Exercise task - Reply with one number: the count of lines in the data that hold the string "Luftdruck".

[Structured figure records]
_ _ _

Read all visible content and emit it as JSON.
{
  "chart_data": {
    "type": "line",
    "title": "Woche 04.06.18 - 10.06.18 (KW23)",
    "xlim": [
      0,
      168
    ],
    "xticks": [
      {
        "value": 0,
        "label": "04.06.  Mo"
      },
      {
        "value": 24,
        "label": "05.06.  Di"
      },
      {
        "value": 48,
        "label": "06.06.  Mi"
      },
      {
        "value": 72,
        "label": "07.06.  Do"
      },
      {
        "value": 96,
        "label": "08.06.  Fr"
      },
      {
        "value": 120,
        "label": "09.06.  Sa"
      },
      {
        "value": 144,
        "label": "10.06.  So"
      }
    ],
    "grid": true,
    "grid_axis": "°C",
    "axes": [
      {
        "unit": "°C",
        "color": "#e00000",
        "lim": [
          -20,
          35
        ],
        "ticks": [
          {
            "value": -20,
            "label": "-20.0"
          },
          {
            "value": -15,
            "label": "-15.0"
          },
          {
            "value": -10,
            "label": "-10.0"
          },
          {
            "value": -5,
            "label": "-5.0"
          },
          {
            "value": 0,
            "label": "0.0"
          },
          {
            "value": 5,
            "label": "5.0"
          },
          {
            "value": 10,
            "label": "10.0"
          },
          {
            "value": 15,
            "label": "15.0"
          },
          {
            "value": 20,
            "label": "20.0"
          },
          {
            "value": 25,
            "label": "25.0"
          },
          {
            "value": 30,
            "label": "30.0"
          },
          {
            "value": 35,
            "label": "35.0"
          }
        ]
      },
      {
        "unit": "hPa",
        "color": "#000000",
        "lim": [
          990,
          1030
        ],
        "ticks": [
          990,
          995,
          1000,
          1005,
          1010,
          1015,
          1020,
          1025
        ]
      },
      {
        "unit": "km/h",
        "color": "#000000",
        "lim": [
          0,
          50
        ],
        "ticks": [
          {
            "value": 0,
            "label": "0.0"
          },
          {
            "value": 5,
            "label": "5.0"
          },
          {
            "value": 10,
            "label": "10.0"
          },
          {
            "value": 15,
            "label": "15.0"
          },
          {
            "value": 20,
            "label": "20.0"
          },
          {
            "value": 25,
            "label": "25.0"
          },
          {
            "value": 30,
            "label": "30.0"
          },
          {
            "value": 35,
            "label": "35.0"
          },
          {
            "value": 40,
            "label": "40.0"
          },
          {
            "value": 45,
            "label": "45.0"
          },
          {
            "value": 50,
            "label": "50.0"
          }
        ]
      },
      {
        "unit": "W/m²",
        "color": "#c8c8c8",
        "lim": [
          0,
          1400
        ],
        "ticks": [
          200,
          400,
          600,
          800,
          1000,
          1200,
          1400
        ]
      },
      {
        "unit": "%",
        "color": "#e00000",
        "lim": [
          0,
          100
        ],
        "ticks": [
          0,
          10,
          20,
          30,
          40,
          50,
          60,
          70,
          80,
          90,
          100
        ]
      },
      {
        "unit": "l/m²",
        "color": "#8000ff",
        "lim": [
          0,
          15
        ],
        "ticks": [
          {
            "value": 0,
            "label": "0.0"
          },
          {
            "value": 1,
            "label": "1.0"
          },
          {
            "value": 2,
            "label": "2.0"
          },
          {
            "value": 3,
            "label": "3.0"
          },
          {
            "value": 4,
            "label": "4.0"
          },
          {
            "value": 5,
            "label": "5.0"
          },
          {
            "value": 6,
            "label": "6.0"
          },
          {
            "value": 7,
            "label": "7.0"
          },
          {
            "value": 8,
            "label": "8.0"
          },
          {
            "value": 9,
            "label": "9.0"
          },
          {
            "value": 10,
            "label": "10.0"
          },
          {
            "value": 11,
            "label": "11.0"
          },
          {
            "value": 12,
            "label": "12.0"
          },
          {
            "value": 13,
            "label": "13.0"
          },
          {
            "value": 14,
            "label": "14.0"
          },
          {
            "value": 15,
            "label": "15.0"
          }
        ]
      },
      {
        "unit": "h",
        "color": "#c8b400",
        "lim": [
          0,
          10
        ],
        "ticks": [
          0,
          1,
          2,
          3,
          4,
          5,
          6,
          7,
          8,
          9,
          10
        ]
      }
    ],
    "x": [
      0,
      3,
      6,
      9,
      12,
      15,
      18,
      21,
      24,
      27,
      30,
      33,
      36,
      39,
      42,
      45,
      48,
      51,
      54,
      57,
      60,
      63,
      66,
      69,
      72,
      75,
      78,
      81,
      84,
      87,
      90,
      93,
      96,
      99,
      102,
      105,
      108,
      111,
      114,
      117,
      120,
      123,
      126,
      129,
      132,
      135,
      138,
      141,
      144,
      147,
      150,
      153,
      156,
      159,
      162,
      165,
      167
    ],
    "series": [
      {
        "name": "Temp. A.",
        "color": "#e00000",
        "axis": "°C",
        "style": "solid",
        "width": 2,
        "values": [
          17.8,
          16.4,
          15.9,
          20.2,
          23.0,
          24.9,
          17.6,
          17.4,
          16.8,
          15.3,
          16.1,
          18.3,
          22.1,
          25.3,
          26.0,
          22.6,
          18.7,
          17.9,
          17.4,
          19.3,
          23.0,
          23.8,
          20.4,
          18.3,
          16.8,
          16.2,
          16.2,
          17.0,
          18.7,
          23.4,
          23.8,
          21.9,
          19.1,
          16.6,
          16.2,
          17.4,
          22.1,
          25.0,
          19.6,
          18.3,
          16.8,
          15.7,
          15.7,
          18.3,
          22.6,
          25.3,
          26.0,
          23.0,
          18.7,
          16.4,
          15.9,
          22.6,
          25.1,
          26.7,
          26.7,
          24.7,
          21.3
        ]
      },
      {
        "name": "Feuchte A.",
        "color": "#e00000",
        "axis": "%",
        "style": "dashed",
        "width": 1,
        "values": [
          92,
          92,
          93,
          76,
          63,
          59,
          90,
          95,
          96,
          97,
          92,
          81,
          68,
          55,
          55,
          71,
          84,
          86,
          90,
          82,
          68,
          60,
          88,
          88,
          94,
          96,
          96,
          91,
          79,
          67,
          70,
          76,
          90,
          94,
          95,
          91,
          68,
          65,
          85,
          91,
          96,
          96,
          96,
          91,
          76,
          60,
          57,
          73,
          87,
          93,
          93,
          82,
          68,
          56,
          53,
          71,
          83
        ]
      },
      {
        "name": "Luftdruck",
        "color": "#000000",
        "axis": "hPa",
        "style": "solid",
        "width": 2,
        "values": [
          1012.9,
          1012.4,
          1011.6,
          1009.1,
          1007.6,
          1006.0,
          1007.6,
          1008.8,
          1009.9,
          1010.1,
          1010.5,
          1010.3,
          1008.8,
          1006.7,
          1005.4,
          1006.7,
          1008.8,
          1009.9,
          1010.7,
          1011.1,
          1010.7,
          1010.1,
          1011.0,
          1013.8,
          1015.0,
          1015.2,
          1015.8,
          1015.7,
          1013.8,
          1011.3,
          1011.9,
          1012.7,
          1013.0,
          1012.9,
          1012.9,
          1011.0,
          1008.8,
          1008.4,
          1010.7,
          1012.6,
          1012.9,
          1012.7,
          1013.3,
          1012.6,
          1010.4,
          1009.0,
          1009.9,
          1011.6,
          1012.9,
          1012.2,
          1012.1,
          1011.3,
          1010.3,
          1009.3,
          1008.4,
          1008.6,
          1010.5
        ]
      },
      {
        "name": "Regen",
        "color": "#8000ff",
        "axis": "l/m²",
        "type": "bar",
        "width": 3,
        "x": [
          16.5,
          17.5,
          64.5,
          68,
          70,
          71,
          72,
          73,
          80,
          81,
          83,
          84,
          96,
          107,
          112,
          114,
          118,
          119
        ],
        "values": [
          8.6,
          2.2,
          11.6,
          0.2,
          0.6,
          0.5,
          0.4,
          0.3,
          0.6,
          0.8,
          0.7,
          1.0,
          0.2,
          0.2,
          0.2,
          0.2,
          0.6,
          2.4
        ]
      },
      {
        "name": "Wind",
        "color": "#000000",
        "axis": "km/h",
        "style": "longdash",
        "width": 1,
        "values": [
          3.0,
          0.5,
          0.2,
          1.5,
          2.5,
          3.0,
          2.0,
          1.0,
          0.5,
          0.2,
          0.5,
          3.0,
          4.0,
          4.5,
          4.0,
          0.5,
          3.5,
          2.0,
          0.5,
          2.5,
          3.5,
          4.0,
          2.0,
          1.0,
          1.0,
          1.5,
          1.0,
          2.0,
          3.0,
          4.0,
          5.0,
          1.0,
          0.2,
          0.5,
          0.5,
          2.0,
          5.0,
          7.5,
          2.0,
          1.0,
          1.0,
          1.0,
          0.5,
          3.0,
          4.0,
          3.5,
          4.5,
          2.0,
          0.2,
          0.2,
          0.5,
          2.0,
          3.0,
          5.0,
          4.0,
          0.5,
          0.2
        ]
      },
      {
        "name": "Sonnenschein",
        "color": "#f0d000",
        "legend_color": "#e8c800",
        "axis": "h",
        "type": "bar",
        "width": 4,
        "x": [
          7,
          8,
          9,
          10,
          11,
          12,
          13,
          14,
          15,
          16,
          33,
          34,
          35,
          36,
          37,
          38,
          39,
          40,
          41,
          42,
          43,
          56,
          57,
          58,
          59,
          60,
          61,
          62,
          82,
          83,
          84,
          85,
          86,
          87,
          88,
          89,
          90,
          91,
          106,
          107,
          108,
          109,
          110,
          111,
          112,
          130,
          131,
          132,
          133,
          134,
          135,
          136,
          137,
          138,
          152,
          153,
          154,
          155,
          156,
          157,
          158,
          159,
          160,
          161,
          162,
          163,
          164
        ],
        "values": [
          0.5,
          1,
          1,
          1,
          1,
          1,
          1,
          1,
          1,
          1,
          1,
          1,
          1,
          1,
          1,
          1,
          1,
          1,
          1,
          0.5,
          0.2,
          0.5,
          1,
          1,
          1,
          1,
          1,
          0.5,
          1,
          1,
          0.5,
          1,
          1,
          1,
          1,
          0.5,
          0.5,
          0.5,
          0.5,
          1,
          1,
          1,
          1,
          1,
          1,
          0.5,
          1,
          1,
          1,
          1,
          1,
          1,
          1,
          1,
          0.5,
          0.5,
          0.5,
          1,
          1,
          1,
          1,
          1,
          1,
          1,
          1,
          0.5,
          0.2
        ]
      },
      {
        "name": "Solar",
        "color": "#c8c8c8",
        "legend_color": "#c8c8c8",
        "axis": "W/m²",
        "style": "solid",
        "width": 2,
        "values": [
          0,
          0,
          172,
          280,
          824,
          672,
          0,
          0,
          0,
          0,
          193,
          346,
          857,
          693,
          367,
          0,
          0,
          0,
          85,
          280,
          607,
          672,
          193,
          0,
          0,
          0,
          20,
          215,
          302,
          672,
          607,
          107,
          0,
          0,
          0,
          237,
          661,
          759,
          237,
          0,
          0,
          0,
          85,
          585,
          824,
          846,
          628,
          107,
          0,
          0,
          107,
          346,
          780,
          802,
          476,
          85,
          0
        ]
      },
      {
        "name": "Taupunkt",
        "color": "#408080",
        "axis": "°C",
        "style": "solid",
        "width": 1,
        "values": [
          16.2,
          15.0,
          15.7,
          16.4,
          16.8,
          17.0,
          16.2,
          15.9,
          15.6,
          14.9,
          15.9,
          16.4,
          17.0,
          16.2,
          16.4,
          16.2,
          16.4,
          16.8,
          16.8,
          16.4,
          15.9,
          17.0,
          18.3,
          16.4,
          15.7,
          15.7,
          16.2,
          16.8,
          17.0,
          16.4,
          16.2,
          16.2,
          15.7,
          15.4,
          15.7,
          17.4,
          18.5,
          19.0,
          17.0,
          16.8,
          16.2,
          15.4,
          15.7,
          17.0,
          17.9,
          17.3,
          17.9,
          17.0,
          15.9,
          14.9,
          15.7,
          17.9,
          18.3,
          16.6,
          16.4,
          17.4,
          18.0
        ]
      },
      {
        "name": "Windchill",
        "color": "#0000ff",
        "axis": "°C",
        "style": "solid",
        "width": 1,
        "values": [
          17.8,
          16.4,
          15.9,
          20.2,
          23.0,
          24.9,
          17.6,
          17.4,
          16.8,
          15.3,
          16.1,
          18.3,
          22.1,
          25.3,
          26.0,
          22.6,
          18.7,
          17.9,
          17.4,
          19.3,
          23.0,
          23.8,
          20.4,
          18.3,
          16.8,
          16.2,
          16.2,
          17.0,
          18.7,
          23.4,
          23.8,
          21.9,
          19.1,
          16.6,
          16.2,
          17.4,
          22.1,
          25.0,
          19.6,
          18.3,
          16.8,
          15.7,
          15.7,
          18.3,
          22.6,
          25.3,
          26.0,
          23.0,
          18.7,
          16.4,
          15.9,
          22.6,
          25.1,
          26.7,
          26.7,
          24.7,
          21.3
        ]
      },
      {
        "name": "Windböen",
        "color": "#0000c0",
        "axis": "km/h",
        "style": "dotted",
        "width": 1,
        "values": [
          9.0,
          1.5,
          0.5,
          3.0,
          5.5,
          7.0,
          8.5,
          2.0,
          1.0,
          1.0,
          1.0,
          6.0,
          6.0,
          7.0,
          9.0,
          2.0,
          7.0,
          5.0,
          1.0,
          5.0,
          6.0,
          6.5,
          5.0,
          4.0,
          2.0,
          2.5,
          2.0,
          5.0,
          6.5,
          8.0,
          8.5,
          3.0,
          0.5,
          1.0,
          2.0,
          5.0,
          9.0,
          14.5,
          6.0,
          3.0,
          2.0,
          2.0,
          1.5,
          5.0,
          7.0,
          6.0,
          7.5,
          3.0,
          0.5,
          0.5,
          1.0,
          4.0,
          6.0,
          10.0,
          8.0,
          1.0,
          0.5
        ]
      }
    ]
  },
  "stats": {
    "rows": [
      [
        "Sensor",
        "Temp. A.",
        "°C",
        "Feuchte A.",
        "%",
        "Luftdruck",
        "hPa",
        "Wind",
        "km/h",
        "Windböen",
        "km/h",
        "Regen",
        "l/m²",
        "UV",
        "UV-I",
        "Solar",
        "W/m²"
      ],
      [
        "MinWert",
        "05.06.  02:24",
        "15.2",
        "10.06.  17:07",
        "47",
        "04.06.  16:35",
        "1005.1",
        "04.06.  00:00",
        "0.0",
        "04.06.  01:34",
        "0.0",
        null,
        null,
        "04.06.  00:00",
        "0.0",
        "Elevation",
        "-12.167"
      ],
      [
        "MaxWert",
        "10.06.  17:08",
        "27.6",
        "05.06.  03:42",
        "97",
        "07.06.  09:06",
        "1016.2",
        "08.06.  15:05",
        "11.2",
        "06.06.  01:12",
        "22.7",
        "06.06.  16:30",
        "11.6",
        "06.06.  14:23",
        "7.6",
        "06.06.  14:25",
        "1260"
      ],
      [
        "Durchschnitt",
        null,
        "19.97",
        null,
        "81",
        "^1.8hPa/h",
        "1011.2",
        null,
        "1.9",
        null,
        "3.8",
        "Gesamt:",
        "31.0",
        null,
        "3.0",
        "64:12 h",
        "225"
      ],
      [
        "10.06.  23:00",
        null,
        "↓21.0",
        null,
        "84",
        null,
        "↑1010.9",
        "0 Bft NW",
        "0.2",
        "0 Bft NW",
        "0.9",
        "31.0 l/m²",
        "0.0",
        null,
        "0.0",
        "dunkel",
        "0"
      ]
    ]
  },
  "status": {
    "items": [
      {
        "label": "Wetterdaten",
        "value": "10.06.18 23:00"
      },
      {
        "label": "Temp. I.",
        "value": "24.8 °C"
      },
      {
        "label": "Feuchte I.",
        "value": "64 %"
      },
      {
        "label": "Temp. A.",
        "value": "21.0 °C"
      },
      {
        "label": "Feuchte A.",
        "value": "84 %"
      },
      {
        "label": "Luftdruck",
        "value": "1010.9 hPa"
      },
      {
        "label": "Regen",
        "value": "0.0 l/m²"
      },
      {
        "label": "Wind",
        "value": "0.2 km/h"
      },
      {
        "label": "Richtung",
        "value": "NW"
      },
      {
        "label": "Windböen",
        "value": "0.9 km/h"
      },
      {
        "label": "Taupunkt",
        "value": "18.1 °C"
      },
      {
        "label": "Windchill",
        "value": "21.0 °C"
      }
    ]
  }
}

_ _ _

Correct output - 3